▽

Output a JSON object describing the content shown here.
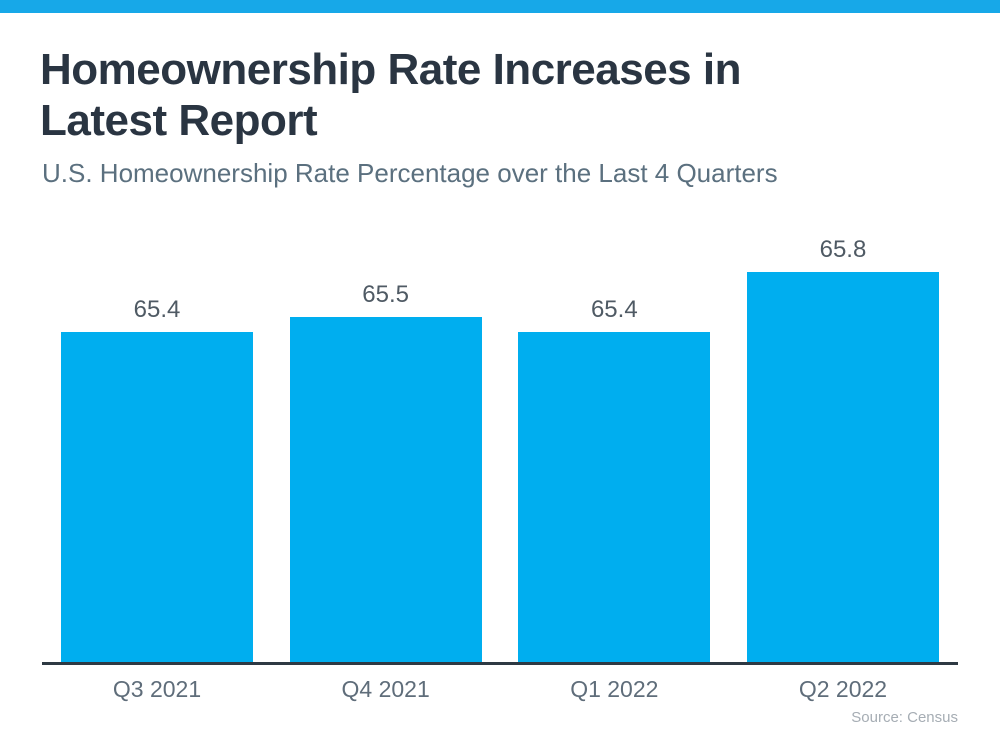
{
  "page": {
    "top_stripe_color": "#17a8e8",
    "background_color": "#ffffff"
  },
  "header": {
    "title": "Homeownership Rate Increases in Latest Report",
    "subtitle": "U.S. Homeownership Rate Percentage over the Last 4 Quarters"
  },
  "chart_data": {
    "type": "bar",
    "title": "Homeownership Rate Increases in Latest Report",
    "subtitle": "U.S. Homeownership Rate Percentage over the Last 4 Quarters",
    "categories": [
      "Q3 2021",
      "Q4 2021",
      "Q1 2022",
      "Q2 2022"
    ],
    "values": [
      65.4,
      65.5,
      65.4,
      65.8
    ],
    "value_labels": [
      "65.4",
      "65.5",
      "65.4",
      "65.8"
    ],
    "xlabel": "",
    "ylabel": "",
    "ylim": [
      63.2,
      66.13
    ],
    "grid": false,
    "legend": false,
    "bar_color": "#00aeef",
    "axis_line_color": "#2e3943",
    "value_label_color": "#4f5a64",
    "category_label_color": "#5f6d7a"
  },
  "footer": {
    "source": "Source: Census"
  }
}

△

TASK STATEMENT>
Check each line of the data above for the string "Last" and report only how many lines have it.

SOLUTION TO THE PROBLEM>
2